◆ Exercise:
Pictures should be excluded; otherwise, copy every entry exactly.

◆ Information given:
┌──

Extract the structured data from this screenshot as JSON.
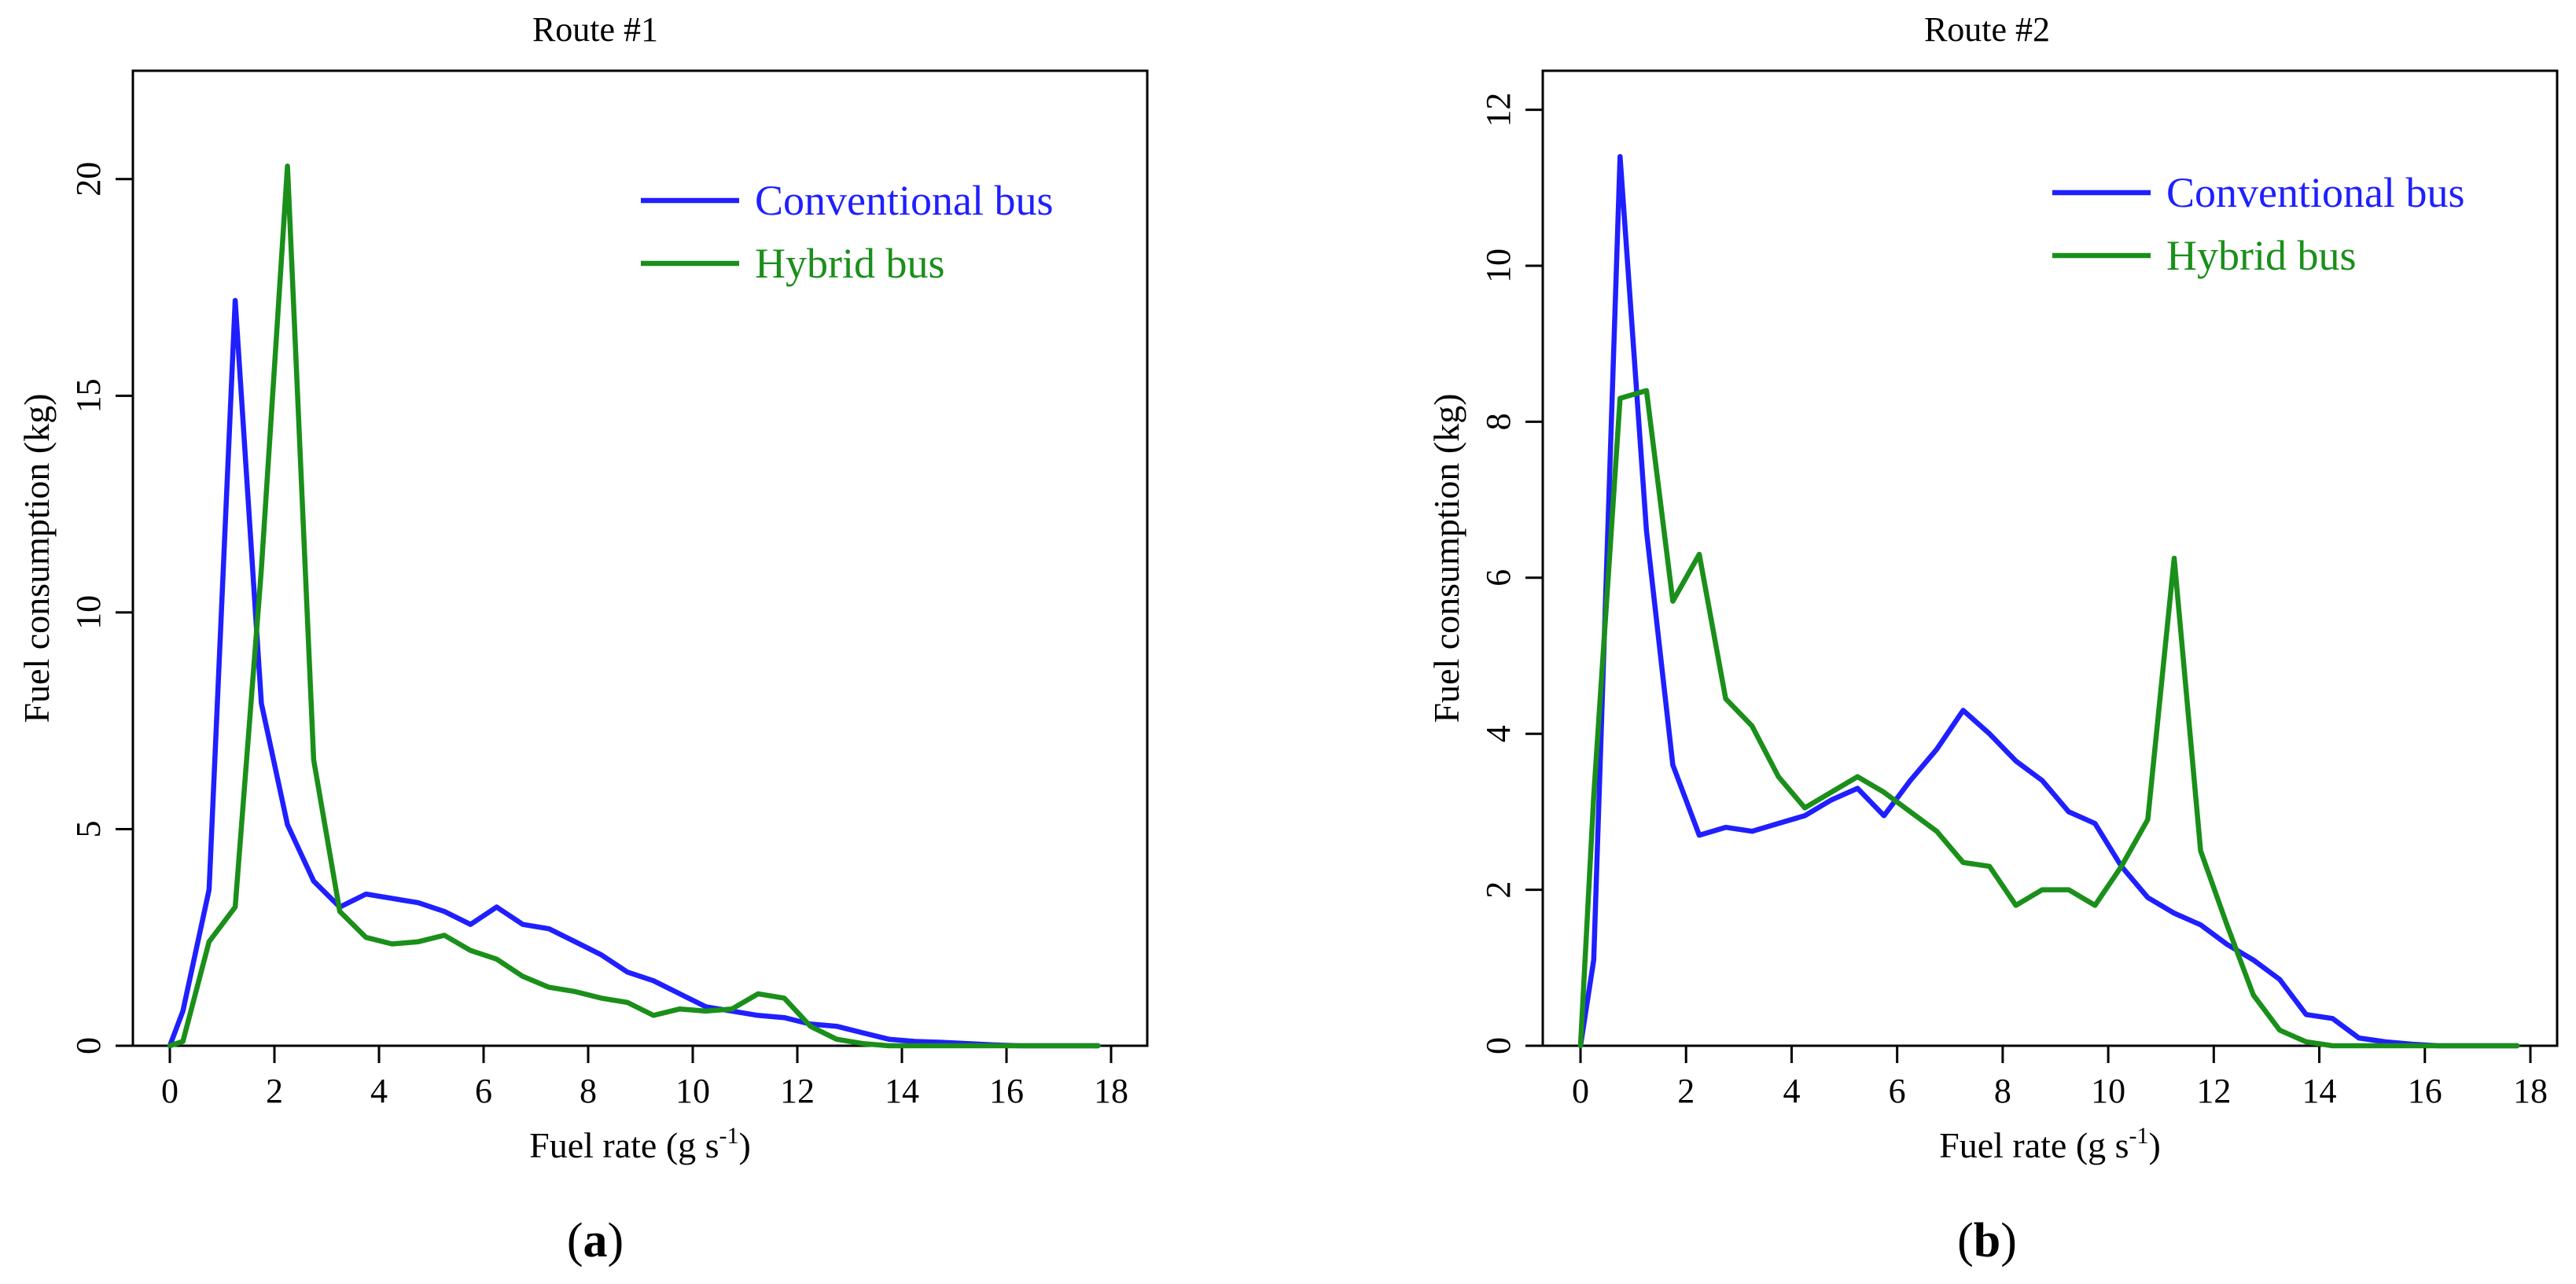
{
  "chart_data": [
    {
      "type": "line",
      "title": "Route #1",
      "panel_label": "a",
      "xlabel": "Fuel rate (g s",
      "xlabel_sup": "-1",
      "ylabel": "Fuel consumption (kg)",
      "xlim": [
        0,
        18
      ],
      "ylim": [
        0,
        22.5
      ],
      "xticks": [
        0,
        2,
        4,
        6,
        8,
        10,
        12,
        14,
        16,
        18
      ],
      "yticks": [
        0,
        5,
        10,
        15,
        20
      ],
      "legend_position": "top-right",
      "series": [
        {
          "name": "Conventional bus",
          "color": "#1f1fff",
          "x": [
            0,
            0.25,
            0.75,
            1.25,
            1.75,
            2.25,
            2.75,
            3.25,
            3.75,
            4.25,
            4.75,
            5.25,
            5.75,
            6.25,
            6.75,
            7.25,
            7.75,
            8.25,
            8.75,
            9.25,
            9.75,
            10.25,
            10.75,
            11.25,
            11.75,
            12.25,
            12.75,
            13.25,
            13.75,
            14.25,
            14.75,
            15.25,
            15.75,
            16.25,
            16.75,
            17.25,
            17.75
          ],
          "values": [
            0,
            0.8,
            3.6,
            17.2,
            7.9,
            5.1,
            3.8,
            3.2,
            3.5,
            3.4,
            3.3,
            3.1,
            2.8,
            3.2,
            2.8,
            2.7,
            2.4,
            2.1,
            1.7,
            1.5,
            1.2,
            0.9,
            0.8,
            0.7,
            0.65,
            0.5,
            0.45,
            0.3,
            0.15,
            0.1,
            0.08,
            0.05,
            0.02,
            0,
            0,
            0,
            0
          ]
        },
        {
          "name": "Hybrid bus",
          "color": "#1a8f1a",
          "x": [
            0,
            0.25,
            0.75,
            1.25,
            1.75,
            2.25,
            2.75,
            3.25,
            3.75,
            4.25,
            4.75,
            5.25,
            5.75,
            6.25,
            6.75,
            7.25,
            7.75,
            8.25,
            8.75,
            9.25,
            9.75,
            10.25,
            10.75,
            11.25,
            11.75,
            12.25,
            12.75,
            13.25,
            13.75,
            14.25,
            14.75,
            15.25,
            15.75,
            16.25,
            16.75,
            17.25,
            17.75
          ],
          "values": [
            0,
            0.1,
            2.4,
            3.2,
            11.0,
            20.3,
            6.6,
            3.1,
            2.5,
            2.35,
            2.4,
            2.55,
            2.2,
            2.0,
            1.6,
            1.35,
            1.25,
            1.1,
            1.0,
            0.7,
            0.85,
            0.8,
            0.85,
            1.2,
            1.1,
            0.45,
            0.15,
            0.05,
            0,
            0,
            0,
            0,
            0,
            0,
            0,
            0,
            0
          ]
        }
      ]
    },
    {
      "type": "line",
      "title": "Route #2",
      "panel_label": "b",
      "xlabel": "Fuel rate (g s",
      "xlabel_sup": "-1",
      "ylabel": "Fuel consumption (kg)",
      "xlim": [
        0,
        18
      ],
      "ylim": [
        0,
        12.5
      ],
      "xticks": [
        0,
        2,
        4,
        6,
        8,
        10,
        12,
        14,
        16,
        18
      ],
      "yticks": [
        0,
        2,
        4,
        6,
        8,
        10,
        12
      ],
      "legend_position": "top-right",
      "series": [
        {
          "name": "Conventional bus",
          "color": "#1f1fff",
          "x": [
            0,
            0.25,
            0.75,
            1.25,
            1.75,
            2.25,
            2.75,
            3.25,
            3.75,
            4.25,
            4.75,
            5.25,
            5.75,
            6.25,
            6.75,
            7.25,
            7.75,
            8.25,
            8.75,
            9.25,
            9.75,
            10.25,
            10.75,
            11.25,
            11.75,
            12.25,
            12.75,
            13.25,
            13.75,
            14.25,
            14.75,
            15.25,
            15.75,
            16.25,
            16.75,
            17.25,
            17.75
          ],
          "values": [
            0,
            1.1,
            11.4,
            6.6,
            3.6,
            2.7,
            2.8,
            2.75,
            2.85,
            2.95,
            3.15,
            3.3,
            2.95,
            3.4,
            3.8,
            4.3,
            4.0,
            3.65,
            3.4,
            3.0,
            2.85,
            2.3,
            1.9,
            1.7,
            1.55,
            1.3,
            1.1,
            0.85,
            0.4,
            0.35,
            0.1,
            0.05,
            0.02,
            0,
            0,
            0,
            0
          ]
        },
        {
          "name": "Hybrid bus",
          "color": "#1a8f1a",
          "x": [
            0,
            0.25,
            0.75,
            1.25,
            1.75,
            2.25,
            2.75,
            3.25,
            3.75,
            4.25,
            4.75,
            5.25,
            5.75,
            6.25,
            6.75,
            7.25,
            7.75,
            8.25,
            8.75,
            9.25,
            9.75,
            10.25,
            10.75,
            11.25,
            11.75,
            12.25,
            12.75,
            13.25,
            13.75,
            14.25,
            14.75,
            15.25,
            15.75,
            16.25,
            16.75,
            17.25,
            17.75
          ],
          "values": [
            0,
            3.2,
            8.3,
            8.4,
            5.7,
            6.3,
            4.45,
            4.1,
            3.45,
            3.05,
            3.25,
            3.45,
            3.25,
            3.0,
            2.75,
            2.35,
            2.3,
            1.8,
            2.0,
            2.0,
            1.8,
            2.3,
            2.9,
            6.25,
            2.5,
            1.55,
            0.65,
            0.2,
            0.05,
            0,
            0,
            0,
            0,
            0,
            0,
            0,
            0
          ]
        }
      ]
    }
  ]
}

└──

◆ Full output:
Extract the structured data from this screenshot as JSON.
{
  "chart_data": [
    {
      "type": "line",
      "title": "Route #1",
      "panel_label": "a",
      "xlabel": "Fuel rate (g s",
      "xlabel_sup": "-1",
      "ylabel": "Fuel consumption (kg)",
      "xlim": [
        0,
        18
      ],
      "ylim": [
        0,
        22.5
      ],
      "xticks": [
        0,
        2,
        4,
        6,
        8,
        10,
        12,
        14,
        16,
        18
      ],
      "yticks": [
        0,
        5,
        10,
        15,
        20
      ],
      "legend_position": "top-right",
      "series": [
        {
          "name": "Conventional bus",
          "color": "#1f1fff",
          "x": [
            0,
            0.25,
            0.75,
            1.25,
            1.75,
            2.25,
            2.75,
            3.25,
            3.75,
            4.25,
            4.75,
            5.25,
            5.75,
            6.25,
            6.75,
            7.25,
            7.75,
            8.25,
            8.75,
            9.25,
            9.75,
            10.25,
            10.75,
            11.25,
            11.75,
            12.25,
            12.75,
            13.25,
            13.75,
            14.25,
            14.75,
            15.25,
            15.75,
            16.25,
            16.75,
            17.25,
            17.75
          ],
          "values": [
            0,
            0.8,
            3.6,
            17.2,
            7.9,
            5.1,
            3.8,
            3.2,
            3.5,
            3.4,
            3.3,
            3.1,
            2.8,
            3.2,
            2.8,
            2.7,
            2.4,
            2.1,
            1.7,
            1.5,
            1.2,
            0.9,
            0.8,
            0.7,
            0.65,
            0.5,
            0.45,
            0.3,
            0.15,
            0.1,
            0.08,
            0.05,
            0.02,
            0,
            0,
            0,
            0
          ]
        },
        {
          "name": "Hybrid bus",
          "color": "#1a8f1a",
          "x": [
            0,
            0.25,
            0.75,
            1.25,
            1.75,
            2.25,
            2.75,
            3.25,
            3.75,
            4.25,
            4.75,
            5.25,
            5.75,
            6.25,
            6.75,
            7.25,
            7.75,
            8.25,
            8.75,
            9.25,
            9.75,
            10.25,
            10.75,
            11.25,
            11.75,
            12.25,
            12.75,
            13.25,
            13.75,
            14.25,
            14.75,
            15.25,
            15.75,
            16.25,
            16.75,
            17.25,
            17.75
          ],
          "values": [
            0,
            0.1,
            2.4,
            3.2,
            11.0,
            20.3,
            6.6,
            3.1,
            2.5,
            2.35,
            2.4,
            2.55,
            2.2,
            2.0,
            1.6,
            1.35,
            1.25,
            1.1,
            1.0,
            0.7,
            0.85,
            0.8,
            0.85,
            1.2,
            1.1,
            0.45,
            0.15,
            0.05,
            0,
            0,
            0,
            0,
            0,
            0,
            0,
            0,
            0
          ]
        }
      ]
    },
    {
      "type": "line",
      "title": "Route #2",
      "panel_label": "b",
      "xlabel": "Fuel rate (g s",
      "xlabel_sup": "-1",
      "ylabel": "Fuel consumption (kg)",
      "xlim": [
        0,
        18
      ],
      "ylim": [
        0,
        12.5
      ],
      "xticks": [
        0,
        2,
        4,
        6,
        8,
        10,
        12,
        14,
        16,
        18
      ],
      "yticks": [
        0,
        2,
        4,
        6,
        8,
        10,
        12
      ],
      "legend_position": "top-right",
      "series": [
        {
          "name": "Conventional bus",
          "color": "#1f1fff",
          "x": [
            0,
            0.25,
            0.75,
            1.25,
            1.75,
            2.25,
            2.75,
            3.25,
            3.75,
            4.25,
            4.75,
            5.25,
            5.75,
            6.25,
            6.75,
            7.25,
            7.75,
            8.25,
            8.75,
            9.25,
            9.75,
            10.25,
            10.75,
            11.25,
            11.75,
            12.25,
            12.75,
            13.25,
            13.75,
            14.25,
            14.75,
            15.25,
            15.75,
            16.25,
            16.75,
            17.25,
            17.75
          ],
          "values": [
            0,
            1.1,
            11.4,
            6.6,
            3.6,
            2.7,
            2.8,
            2.75,
            2.85,
            2.95,
            3.15,
            3.3,
            2.95,
            3.4,
            3.8,
            4.3,
            4.0,
            3.65,
            3.4,
            3.0,
            2.85,
            2.3,
            1.9,
            1.7,
            1.55,
            1.3,
            1.1,
            0.85,
            0.4,
            0.35,
            0.1,
            0.05,
            0.02,
            0,
            0,
            0,
            0
          ]
        },
        {
          "name": "Hybrid bus",
          "color": "#1a8f1a",
          "x": [
            0,
            0.25,
            0.75,
            1.25,
            1.75,
            2.25,
            2.75,
            3.25,
            3.75,
            4.25,
            4.75,
            5.25,
            5.75,
            6.25,
            6.75,
            7.25,
            7.75,
            8.25,
            8.75,
            9.25,
            9.75,
            10.25,
            10.75,
            11.25,
            11.75,
            12.25,
            12.75,
            13.25,
            13.75,
            14.25,
            14.75,
            15.25,
            15.75,
            16.25,
            16.75,
            17.25,
            17.75
          ],
          "values": [
            0,
            3.2,
            8.3,
            8.4,
            5.7,
            6.3,
            4.45,
            4.1,
            3.45,
            3.05,
            3.25,
            3.45,
            3.25,
            3.0,
            2.75,
            2.35,
            2.3,
            1.8,
            2.0,
            2.0,
            1.8,
            2.3,
            2.9,
            6.25,
            2.5,
            1.55,
            0.65,
            0.2,
            0.05,
            0,
            0,
            0,
            0,
            0,
            0,
            0,
            0
          ]
        }
      ]
    }
  ]
}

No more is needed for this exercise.